== SOURCE PASSAGE ==
The Sharpeville Massacre: Sixty years ago

60 years ago, on 21st March 1960, the world changed forever.   It was no longer possible to believe the avuncular Dr Verwoerd when he asserted that black people benefitted from apartheid, and that it was a policy of good neighbourliness.   It was the day on which the world became aware of the evil that was apartheid.   It was the day on which apartheid became an issue for the international community.   It was the day on which the worldwide campaign against apartheid was born.

== DATASET EXCERPTS ==

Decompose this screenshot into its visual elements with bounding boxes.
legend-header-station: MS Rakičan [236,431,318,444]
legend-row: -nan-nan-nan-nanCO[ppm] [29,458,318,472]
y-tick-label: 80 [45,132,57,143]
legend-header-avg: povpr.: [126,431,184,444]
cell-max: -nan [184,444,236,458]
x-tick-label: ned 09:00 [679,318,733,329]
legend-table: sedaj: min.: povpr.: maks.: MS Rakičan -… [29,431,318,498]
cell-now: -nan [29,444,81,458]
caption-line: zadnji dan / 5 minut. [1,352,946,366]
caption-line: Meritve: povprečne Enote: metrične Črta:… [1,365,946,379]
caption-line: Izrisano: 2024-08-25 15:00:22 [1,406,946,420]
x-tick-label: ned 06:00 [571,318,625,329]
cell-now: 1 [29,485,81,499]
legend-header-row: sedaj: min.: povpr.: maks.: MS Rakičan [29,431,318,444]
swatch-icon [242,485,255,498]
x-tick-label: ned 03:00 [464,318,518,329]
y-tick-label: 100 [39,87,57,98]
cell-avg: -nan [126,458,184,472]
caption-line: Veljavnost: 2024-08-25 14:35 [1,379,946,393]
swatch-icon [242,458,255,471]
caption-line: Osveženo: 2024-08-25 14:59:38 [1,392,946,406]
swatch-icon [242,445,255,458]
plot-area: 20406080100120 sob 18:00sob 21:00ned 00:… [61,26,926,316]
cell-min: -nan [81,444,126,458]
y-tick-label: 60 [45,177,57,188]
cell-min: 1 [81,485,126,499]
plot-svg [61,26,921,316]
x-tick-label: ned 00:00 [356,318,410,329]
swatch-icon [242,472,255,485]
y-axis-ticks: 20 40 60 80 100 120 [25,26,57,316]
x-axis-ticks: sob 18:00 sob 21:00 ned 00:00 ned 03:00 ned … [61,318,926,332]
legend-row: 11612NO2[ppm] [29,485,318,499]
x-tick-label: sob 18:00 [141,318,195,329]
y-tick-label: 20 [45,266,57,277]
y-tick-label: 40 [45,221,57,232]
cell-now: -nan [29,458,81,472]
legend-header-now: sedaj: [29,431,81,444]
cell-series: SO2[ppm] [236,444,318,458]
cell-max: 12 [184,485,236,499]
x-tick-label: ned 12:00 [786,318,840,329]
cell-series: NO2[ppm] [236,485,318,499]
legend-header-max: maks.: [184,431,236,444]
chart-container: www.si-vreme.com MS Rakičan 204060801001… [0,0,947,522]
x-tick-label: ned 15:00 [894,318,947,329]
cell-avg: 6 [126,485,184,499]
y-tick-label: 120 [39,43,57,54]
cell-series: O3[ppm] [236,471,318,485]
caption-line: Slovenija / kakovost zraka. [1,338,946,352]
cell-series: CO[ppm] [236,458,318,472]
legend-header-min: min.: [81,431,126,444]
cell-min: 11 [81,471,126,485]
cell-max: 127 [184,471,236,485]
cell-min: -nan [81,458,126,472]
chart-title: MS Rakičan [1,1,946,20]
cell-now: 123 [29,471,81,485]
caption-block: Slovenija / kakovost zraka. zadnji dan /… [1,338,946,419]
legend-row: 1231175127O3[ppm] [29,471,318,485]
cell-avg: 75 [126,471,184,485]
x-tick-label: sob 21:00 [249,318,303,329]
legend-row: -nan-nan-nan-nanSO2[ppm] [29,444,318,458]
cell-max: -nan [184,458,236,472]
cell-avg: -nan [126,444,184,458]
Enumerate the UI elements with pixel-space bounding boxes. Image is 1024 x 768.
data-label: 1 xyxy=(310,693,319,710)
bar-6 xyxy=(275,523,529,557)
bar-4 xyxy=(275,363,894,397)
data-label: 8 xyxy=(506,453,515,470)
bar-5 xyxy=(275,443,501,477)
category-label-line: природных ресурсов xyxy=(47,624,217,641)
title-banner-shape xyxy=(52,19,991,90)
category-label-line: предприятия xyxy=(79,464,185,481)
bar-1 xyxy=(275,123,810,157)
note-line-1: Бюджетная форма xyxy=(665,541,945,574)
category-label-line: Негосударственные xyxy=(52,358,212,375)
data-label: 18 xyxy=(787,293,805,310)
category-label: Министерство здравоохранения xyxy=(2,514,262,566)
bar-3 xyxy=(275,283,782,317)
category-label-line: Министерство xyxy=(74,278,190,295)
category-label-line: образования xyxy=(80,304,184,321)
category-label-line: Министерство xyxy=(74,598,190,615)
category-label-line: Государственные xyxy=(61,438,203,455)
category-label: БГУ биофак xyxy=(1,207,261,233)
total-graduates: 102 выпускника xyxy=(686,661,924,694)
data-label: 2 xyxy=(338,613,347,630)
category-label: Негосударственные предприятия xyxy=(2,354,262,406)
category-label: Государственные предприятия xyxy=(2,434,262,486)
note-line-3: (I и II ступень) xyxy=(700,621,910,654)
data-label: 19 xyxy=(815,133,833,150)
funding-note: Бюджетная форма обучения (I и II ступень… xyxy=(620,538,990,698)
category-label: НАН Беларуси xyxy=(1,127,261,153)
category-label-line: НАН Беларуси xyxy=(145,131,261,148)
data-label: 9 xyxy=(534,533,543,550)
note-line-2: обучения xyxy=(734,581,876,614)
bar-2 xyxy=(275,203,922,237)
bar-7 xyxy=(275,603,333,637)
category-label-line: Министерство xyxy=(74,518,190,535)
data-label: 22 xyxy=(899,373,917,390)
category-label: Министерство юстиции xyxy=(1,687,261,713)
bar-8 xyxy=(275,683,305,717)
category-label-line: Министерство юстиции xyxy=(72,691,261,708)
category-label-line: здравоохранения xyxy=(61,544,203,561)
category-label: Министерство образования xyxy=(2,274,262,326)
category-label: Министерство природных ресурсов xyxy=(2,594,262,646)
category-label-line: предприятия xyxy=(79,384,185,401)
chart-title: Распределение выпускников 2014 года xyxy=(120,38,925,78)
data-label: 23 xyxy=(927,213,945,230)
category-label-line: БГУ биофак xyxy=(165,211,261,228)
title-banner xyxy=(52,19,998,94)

== TASKS TO CARRY OUT ==
[A] Quote the passage about the Sharpeville Massacre, the stretch from "60 years ago, on" through "apartheid was born.".
[B] Write the next part of the piece on the Sharpeville Massacre, picking up right after its last sentence.
The records aren't needed for anything here.

== ANSWERS ==
[A]
60 years ago, on 21st March 1960, the world changed forever.   It was no longer possible to believe the avuncular Dr Verwoerd when he asserted that black people benefitted from apartheid, and that it was a policy of good neighbourliness.   It was the day on which the world became aware of the evil that was apartheid.   It was the day on which apartheid became an issue for the international community.   It was the day on which the worldwide campaign against apartheid was born.

[B]
It was the day on which the women of Sharpeville decided to hold a demonstration against the extension of the pass laws to women.   It was a demonstration called by the Pan-Africanist Congress (PAC) which had broken away from the African National Congress (ANC), the oldest liberation movement in Africa because it disagreed with the non-racialism of that organisation.   Hundreds of people assembled in Sharpeville and marched to the police station in order to burn their passes.   The police commandant panicked and ordered his men to open fire.   They did.   68 people were killed and hundreds were wounded.   One person died the following day.   South Africa was plunged into crisis.   Hundreds of people publicly burned their passes, including Chief Albert Luthuli, the President-General of the ANC, and Nelson Mandela.   There was a huge demonstration in Cape Town, led by Philip Kgosana.   He and the other leaders were persuaded to enter a building to negotiate with the apartheid authorities.   They were arrested.   The government announced the banning of the ANC, the PAC and many other organisations.   There were mass arrests.   The clampdown however did not achieve its purpose.   Although some organisations, like the South African Liberal Party, dissolved themselves, the ANC and the PAC went underground.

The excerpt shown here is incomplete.